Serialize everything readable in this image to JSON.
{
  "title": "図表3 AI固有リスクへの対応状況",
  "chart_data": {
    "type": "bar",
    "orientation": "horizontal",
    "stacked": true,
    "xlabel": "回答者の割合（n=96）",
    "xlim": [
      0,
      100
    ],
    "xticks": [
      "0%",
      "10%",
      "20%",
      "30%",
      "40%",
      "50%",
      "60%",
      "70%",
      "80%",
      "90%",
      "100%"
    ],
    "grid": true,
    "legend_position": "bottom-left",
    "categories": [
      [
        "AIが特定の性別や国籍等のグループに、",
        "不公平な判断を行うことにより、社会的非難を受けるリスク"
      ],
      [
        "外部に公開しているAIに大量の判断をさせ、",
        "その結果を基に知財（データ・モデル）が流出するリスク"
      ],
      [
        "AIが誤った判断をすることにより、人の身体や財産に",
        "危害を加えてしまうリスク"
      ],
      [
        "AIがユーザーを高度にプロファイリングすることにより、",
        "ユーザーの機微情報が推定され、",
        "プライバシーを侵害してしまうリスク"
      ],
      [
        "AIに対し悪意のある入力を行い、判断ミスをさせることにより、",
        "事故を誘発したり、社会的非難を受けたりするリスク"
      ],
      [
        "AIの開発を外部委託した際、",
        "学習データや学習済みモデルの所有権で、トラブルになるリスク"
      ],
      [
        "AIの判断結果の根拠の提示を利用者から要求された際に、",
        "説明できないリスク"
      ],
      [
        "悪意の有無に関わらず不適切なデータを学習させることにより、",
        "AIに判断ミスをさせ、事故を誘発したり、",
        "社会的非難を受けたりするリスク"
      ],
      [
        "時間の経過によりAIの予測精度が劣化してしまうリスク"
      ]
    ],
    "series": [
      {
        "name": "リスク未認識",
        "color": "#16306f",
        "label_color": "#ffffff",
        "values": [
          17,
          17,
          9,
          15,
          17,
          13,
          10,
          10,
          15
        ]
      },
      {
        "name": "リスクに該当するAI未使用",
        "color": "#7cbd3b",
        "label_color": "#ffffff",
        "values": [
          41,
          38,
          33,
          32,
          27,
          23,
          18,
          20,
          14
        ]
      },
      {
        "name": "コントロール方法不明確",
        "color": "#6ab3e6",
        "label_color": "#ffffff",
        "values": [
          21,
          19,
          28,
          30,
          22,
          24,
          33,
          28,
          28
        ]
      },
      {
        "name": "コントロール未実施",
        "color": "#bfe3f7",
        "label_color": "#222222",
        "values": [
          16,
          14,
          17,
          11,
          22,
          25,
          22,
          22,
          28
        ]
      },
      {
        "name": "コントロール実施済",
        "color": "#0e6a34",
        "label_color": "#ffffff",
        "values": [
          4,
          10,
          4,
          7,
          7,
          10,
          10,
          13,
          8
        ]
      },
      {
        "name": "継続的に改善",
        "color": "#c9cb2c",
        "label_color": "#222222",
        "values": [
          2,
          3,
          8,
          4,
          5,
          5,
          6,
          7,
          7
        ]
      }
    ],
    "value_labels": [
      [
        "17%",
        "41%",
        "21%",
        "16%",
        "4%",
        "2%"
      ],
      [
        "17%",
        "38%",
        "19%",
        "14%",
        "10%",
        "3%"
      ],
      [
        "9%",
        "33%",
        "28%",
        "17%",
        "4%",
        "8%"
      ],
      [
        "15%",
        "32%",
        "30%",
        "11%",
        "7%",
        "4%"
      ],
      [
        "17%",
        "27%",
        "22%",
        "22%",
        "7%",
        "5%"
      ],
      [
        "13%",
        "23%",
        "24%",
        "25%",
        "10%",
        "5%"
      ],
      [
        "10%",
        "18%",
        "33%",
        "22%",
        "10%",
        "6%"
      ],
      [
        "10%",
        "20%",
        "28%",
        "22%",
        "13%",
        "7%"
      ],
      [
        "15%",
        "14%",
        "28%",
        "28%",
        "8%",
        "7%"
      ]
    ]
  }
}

▶ Stated task
Copy out all of the records shown above exactly.

▶ Response to this task
Serialize everything readable in this image to JSON.
{
  "title": "図表3 AI固有リスクへの対応状況",
  "chart_data": {
    "type": "bar",
    "orientation": "horizontal",
    "stacked": true,
    "xlabel": "回答者の割合（n=96）",
    "xlim": [
      0,
      100
    ],
    "xticks": [
      "0%",
      "10%",
      "20%",
      "30%",
      "40%",
      "50%",
      "60%",
      "70%",
      "80%",
      "90%",
      "100%"
    ],
    "grid": true,
    "legend_position": "bottom-left",
    "categories": [
      [
        "AIが特定の性別や国籍等のグループに、",
        "不公平な判断を行うことにより、社会的非難を受けるリスク"
      ],
      [
        "外部に公開しているAIに大量の判断をさせ、",
        "その結果を基に知財（データ・モデル）が流出するリスク"
      ],
      [
        "AIが誤った判断をすることにより、人の身体や財産に",
        "危害を加えてしまうリスク"
      ],
      [
        "AIがユーザーを高度にプロファイリングすることにより、",
        "ユーザーの機微情報が推定され、",
        "プライバシーを侵害してしまうリスク"
      ],
      [
        "AIに対し悪意のある入力を行い、判断ミスをさせることにより、",
        "事故を誘発したり、社会的非難を受けたりするリスク"
      ],
      [
        "AIの開発を外部委託した際、",
        "学習データや学習済みモデルの所有権で、トラブルになるリスク"
      ],
      [
        "AIの判断結果の根拠の提示を利用者から要求された際に、",
        "説明できないリスク"
      ],
      [
        "悪意の有無に関わらず不適切なデータを学習させることにより、",
        "AIに判断ミスをさせ、事故を誘発したり、",
        "社会的非難を受けたりするリスク"
      ],
      [
        "時間の経過によりAIの予測精度が劣化してしまうリスク"
      ]
    ],
    "series": [
      {
        "name": "リスク未認識",
        "color": "#16306f",
        "label_color": "#ffffff",
        "values": [
          17,
          17,
          9,
          15,
          17,
          13,
          10,
          10,
          15
        ]
      },
      {
        "name": "リスクに該当するAI未使用",
        "color": "#7cbd3b",
        "label_color": "#ffffff",
        "values": [
          41,
          38,
          33,
          32,
          27,
          23,
          18,
          20,
          14
        ]
      },
      {
        "name": "コントロール方法不明確",
        "color": "#6ab3e6",
        "label_color": "#ffffff",
        "values": [
          21,
          19,
          28,
          30,
          22,
          24,
          33,
          28,
          28
        ]
      },
      {
        "name": "コントロール未実施",
        "color": "#bfe3f7",
        "label_color": "#222222",
        "values": [
          16,
          14,
          17,
          11,
          22,
          25,
          22,
          22,
          28
        ]
      },
      {
        "name": "コントロール実施済",
        "color": "#0e6a34",
        "label_color": "#ffffff",
        "values": [
          4,
          10,
          4,
          7,
          7,
          10,
          10,
          13,
          8
        ]
      },
      {
        "name": "継続的に改善",
        "color": "#c9cb2c",
        "label_color": "#222222",
        "values": [
          2,
          3,
          8,
          4,
          5,
          5,
          6,
          7,
          7
        ]
      }
    ],
    "value_labels": [
      [
        "17%",
        "41%",
        "21%",
        "16%",
        "4%",
        "2%"
      ],
      [
        "17%",
        "38%",
        "19%",
        "14%",
        "10%",
        "3%"
      ],
      [
        "9%",
        "33%",
        "28%",
        "17%",
        "4%",
        "8%"
      ],
      [
        "15%",
        "32%",
        "30%",
        "11%",
        "7%",
        "4%"
      ],
      [
        "17%",
        "27%",
        "22%",
        "22%",
        "7%",
        "5%"
      ],
      [
        "13%",
        "23%",
        "24%",
        "25%",
        "10%",
        "5%"
      ],
      [
        "10%",
        "18%",
        "33%",
        "22%",
        "10%",
        "6%"
      ],
      [
        "10%",
        "20%",
        "28%",
        "22%",
        "13%",
        "7%"
      ],
      [
        "15%",
        "14%",
        "28%",
        "28%",
        "8%",
        "7%"
      ]
    ]
  }
}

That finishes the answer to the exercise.